**To do:**
In the listing below, find every line with the string "GORE" and pull it out.
─── Material
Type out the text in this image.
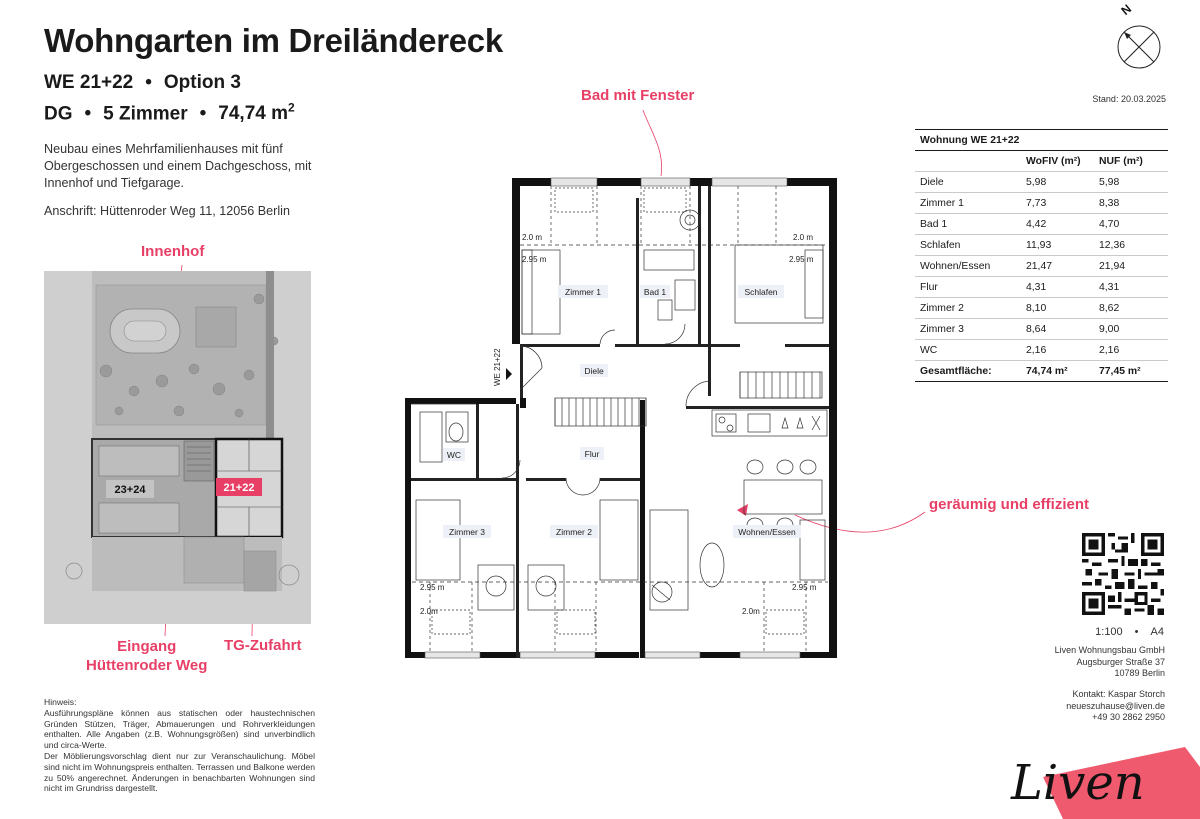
Wohngarten im Dreiländereck
WE 21+22 • Option 3
DG • 5 Zimmer • 74,74 $m^2$
Neubau eines Mehrfamilienhauses mit fünf Obergeschossen und einem Dachgeschoss, mit Innenhof und Tiefgarage.
Anschrift: Hüttenroder Weg 11, 12056 Berlin
Innenhof
Bad mit Fenster
geräumig und effizient
Eingang
Hüttenroder Weg
TG-Zufahrt
21+22
23+24
WE 21+22
Zimmer 1	Bad 1	Schlafen
Diele
WC	Flur
Zimmer 3	Zimmer 2	Wohnen/Essen
2.0 m
2.95 m
2.0 m
2.95 m
2.95 m
2.0m
2.95 m
2.0m
Hinweis:
Ausführungspläne können aus statischen oder haustechnischen Gründen Stützen, Träger, Abmauerungen und Rohrverkleidungen enthalten. Alle Angaben (z.B. Wohnungsgrößen) sind unverbindlich und circa-Werte.
Der Möblierungsvorschlag dient nur zur Veranschaulichung. Möbel sind nicht im Wohnungspreis enthalten. Terrassen und Balkone werden zu 50% angerechnet. Änderungen in benachbarten Wohnungen sind nicht im Grundriss dargestellt.
N
Stand: 20.03.2025
Wohnung WE 21+22		
	WoFIV (m²)	NUF (m²)
Diele	5,98	5,98
Zimmer 1	7,73	8,38
Bad 1	4,42	4,70
Schlafen	11,93	12,36
Wohnen/Essen	21,47	21,94
Flur	4,31	4,31
Zimmer 2	8,10	8,62
Zimmer 3	8,64	9,00
WC	2,16	2,16
Gesamtfläche:	74,74 m²	77,45 m²
1:100 • A4
Liven Wohnungsbau GmbH
Augsburger Straße 37
10789 Berlin
Kontakt: Kaspar Storch
neueszuhause@liven.de
+49 30 2862 2950
Liven
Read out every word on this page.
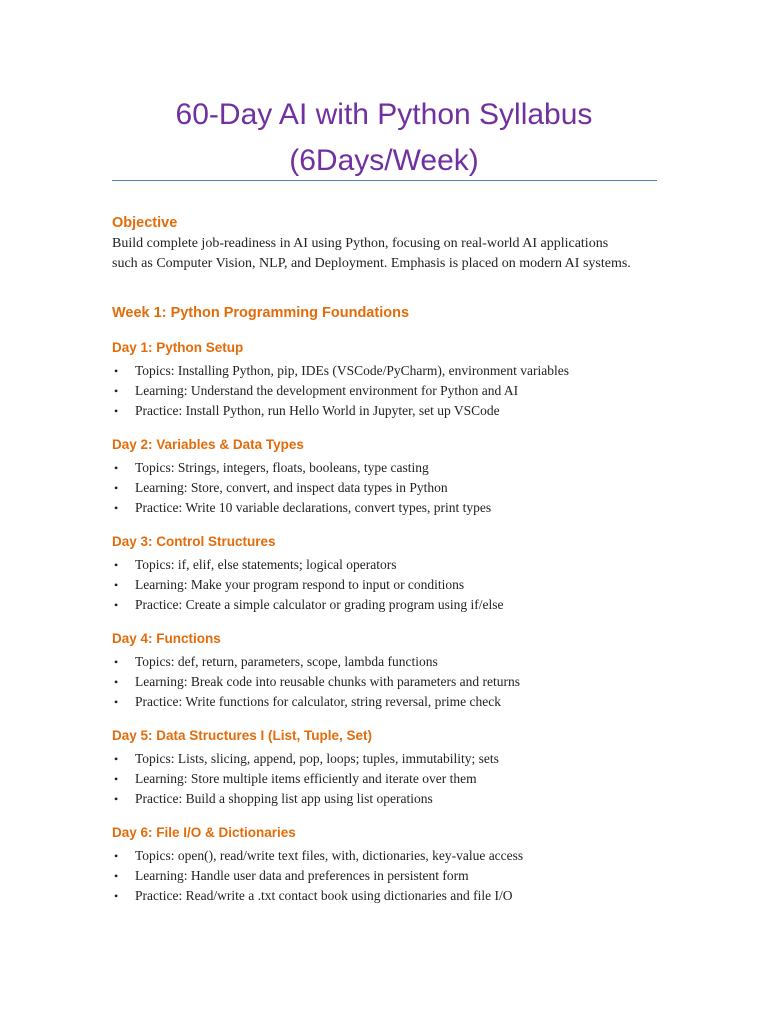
60-Day AI with Python Syllabus
(6Days/Week)
Objective

Build complete job-readiness in AI using Python, focusing on real-world AI applications
such as Computer Vision, NLP, and Deployment. Emphasis is placed on modern AI systems.

Week 1: Python Programming Foundations
Day 1: Python Setup
• Topics: Installing Python, pip, IDEs (VSCode/PyCharm), environment variables
• Learning: Understand the development environment for Python and AI
• Practice: Install Python, run Hello World in Jupyter, set up VSCode
Day 2: Variables & Data Types
• Topics: Strings, integers, floats, booleans, type casting
• Learning: Store, convert, and inspect data types in Python
• Practice: Write 10 variable declarations, convert types, print types
Day 3: Control Structures
• Topics: if, elif, else statements; logical operators
• Learning: Make your program respond to input or conditions
• Practice: Create a simple calculator or grading program using if/else
Day 4: Functions
• Topics: def, return, parameters, scope, lambda functions
• Learning: Break code into reusable chunks with parameters and returns
• Practice: Write functions for calculator, string reversal, prime check
Day 5: Data Structures I (List, Tuple, Set)
• Topics: Lists, slicing, append, pop, loops; tuples, immutability; sets
• Learning: Store multiple items efficiently and iterate over them
• Practice: Build a shopping list app using list operations
Day 6: File I/O & Dictionaries
• Topics: open(), read/write text files, with, dictionaries, key-value access
• Learning: Handle user data and preferences in persistent form
• Practice: Read/write a .txt contact book using dictionaries and file I/O
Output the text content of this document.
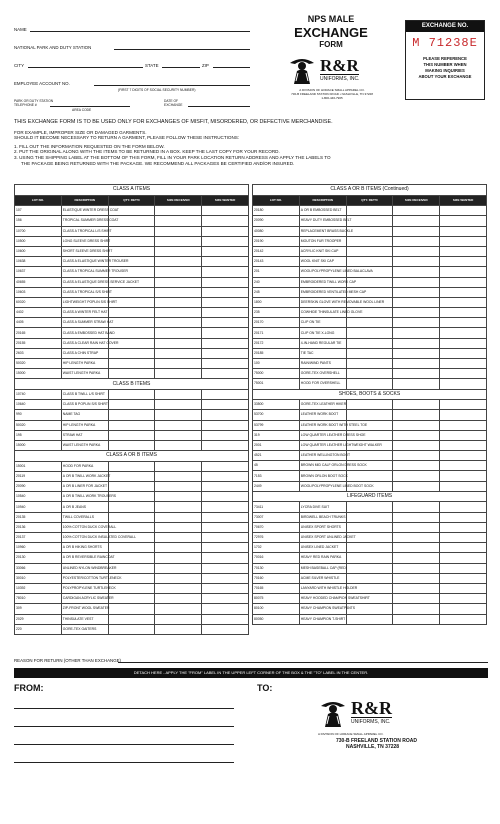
NAME
NATIONAL PARK AND DUTY STATION
CITY	STATE	ZIP
EMPLOYEE ACCOUNT NO.
(FIRST 7 DIGITS OF SOCIAL SECURITY NUMBER)
PARK OR DUTY STATION
TELEPHONE #
AREA CODE
DATE OF
EXCHANGE
NPS MALE
EXCHANGE
FORM
R&R
UNIFORMS, INC.
A DIVISION OF HORACE SMALL APPAREL CO.
730-B FREELAND STATION ROAD • NASHVILLE, TN 37228
1-800-446-7965
EXCHANGE NO.
M 71238E
PLEASE REFERENCE
THIS NUMBER WHEN
MAKING INQUIRIES
ABOUT YOUR EXCHANGE
THIS EXCHANGE FORM IS TO BE USED ONLY FOR EXCHANGES OF MISFIT, MISORDERED, OR DEFECTIVE MERCHANDISE.
FOR EXAMPLE, IMPROPER SIZE OR DAMAGED GARMENTS.
SHOULD IT BECOME NECESSARY TO RETURN A GARMENT, PLEASE FOLLOW THESE INSTRUCTIONS:
1. FILL OUT THE INFORMATION REQUESTED ON THE FORM BELOW.
2. PUT THE ORIGINAL ALONG WITH THE ITEMS TO BE RETURNED IN A BOX. KEEP THE LAST COPY FOR YOUR RECORD.
3. USING THE SHIPPING LABEL AT THE BOTTOM OF THIS FORM, FILL IN YOUR PARK LOCATION RETURN ADDRESS AND APPLY THE LABELS TO
THE PACKAGE BEING RETURNED WITH THE PACKAGE. WE RECOMMEND ALL PACKAGES BE CERTIFIED AND/OR INSURED.
CLASS A ITEMS				
LOT NO.	DESCRIPTION	QTY. RET'D	SIZE RECEIVED	SIZE WANTED
107	ELASTIQUE WINTER DRESS COAT			
156	TROPICAL SUMMER DRESS COAT			
10700	CLASS A TROPICAL L/S SHIRT			
10500	LONG SLEEVE DRESS SHIRT			
10600	SHORT SLEEVE DRESS SHIRT			
10638	CLASS A ELASTIQUE WINTER TROUSER			
10637	CLASS A TROPICAL SUMMER TROUSER			
40655	CLASS A ELASTIQUE DRESS SERVICE JACKET			
10603	CLASS A TROPICAL S/S SHIRT			
60020	LIGHTWEIGHT POPLIN S/S SHIRT			
4402	CLASS A WINTER FELT HAT			
4405	CLASS A SUMMER STRAW HAT			
20165	CLASS A EMBOSSED HAT BAND			
20155	CLASS A CLEAR RAIN HAT COVER			
2603	CLASS A CHIN STRAP			
50020	HIP LENGTH PARKA			
15000	WAIST LENGTH PARKA			
CLASS B ITEMS				
10740	CLASS B TWILL L/S SHIRT			
10640	CLASS B POPLIN S/S SHIRT			
990	NAME TAG			
50020	HIP LENGTH PARKA			
195	STRAW HAT			
15000	WAIST LENGTH PARKA			
CLASS A OR B ITEMS				
15001	HOOD FOR PARKA			
20119	A OR B TWILL WORK JACKET			
20090	A OR B LINER FOR JACKET			
10540	A OR B TWILL WORK TROUSERS			
10940	A OR B JEANS			
20135	TWILL COVERALLS			
20136	100% COTTON DUCK COVERALL			
20137	100% COTTON DUCK INSULATED COVERALL			
10960	A OR B HIKING SHORTS			
20130	A OR B REVERSIBLE RAINCOAT			
33066	UNLINED NYLON WINDBREAKER			
30010	POLYESTER/COTTON TURTLENECK			
10392	POLYPROPYLENE TURTLENECK			
78010	CARDIGAN ACRYLIC SWEATER			
309	ZIP-FRONT WOOL SWEATER			
2029	THINSULATE VEST			
220	GORE-TEX GAITERS			
CLASS A OR B ITEMS (Continued)				
LOT NO.	DESCRIPTION	QTY. RET'D	SIZE RECEIVED	SIZE WANTED
20180	A OR B EMBOSSED BELT			
20090	HEAVY DUTY EMBOSSED BELT			
40080	REPLACEMENT BRASS BUCKLE			
20190	MOUTON FUR TROOPER			
20142	ACRYLIC KNIT SKI CAP			
20143	WOOL KNIT SKI CAP			
201	WOOL/POLYPROPYLENE LINED BALACLAVA			
240	EMBROIDERED TWILL WORK CAP			
245	EMBROIDERED VENTILATED MESH CAP			
1800	DEERSKIN GLOVE WITH REMOVABLE WOOL LINER			
235	COWHIDE THINSULATE LINED GLOVE			
20170	CLIP ON TIE			
20171	CLIP ON TIE X-LONG			
20172	4-IN-HAND REGULAR TIE			
20185	TIE TAC			
100	RAIN/WIND PANTS			
75000	GORE-TEX OVERSHELL			
75001	HOOD FOR OVERSHELL			
SHOES, BOOTS & SOCKS				
33500	GORE-TEX LEATHER HIKER			
53700	LEATHER WORK BOOT			
53799	LEATHER WORK BOOT WITH STEEL TOE			
319	LOW QUARTER LEATHER DRESS SHOE			
2001	LOW QUARTER LEATHER LIGHTWEIGHT WALKER			
4521	LEATHER WELLINGTON BOOT			
45	BROWN MID CALF ORLON DRESS SOCK			
7153	BROWN ORLON BOOT SOCK			
2449	WOOL/POLYPROPYLENE LINED BOOT SOCK			
LIFEGUARD ITEMS				
73411	LYCRA DIVE SUIT			
73007	BIRDWELL BEACH TRUNKS			
70670	UNISEX SPORT SHORTS			
72976	UNISEX SPORT UNLINED JACKET			
1702	UNISEX LINED JACKET			
70016	HEAVY RED RAIN PARKA			
70130	MESH BASEBALL CAP (RED)			
70160	ACME SILVER WHISTLE			
70165	LANYARD WITH WHISTLE HOLDER			
80075	HEAVY HOODED CHAMPION SWEATSHIRT			
80100	HEAVY CHAMPION SWEATPANTS			
80050	HEAVY CHAMPION T-SHIRT			
REASON FOR RETURN (OTHER THAN EXCHANGE)
DETACH HERE - APPLY THE "FROM" LABEL IN THE UPPER LEFT CORNER OF THE BOX & THE "TO" LABEL IN THE CENTER.
FROM:	TO:
R&R
UNIFORMS, INC.
A DIVISION OF HORACE SMALL APPAREL CO.
730-B FREELAND STATION ROAD
NASHVILLE, TN 37228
──────
**Finished answer:**
220	GORE-TEX GAITERS			
75000	GORE-TEX OVERSHELL			
33500	GORE-TEX LEATHER HIKER			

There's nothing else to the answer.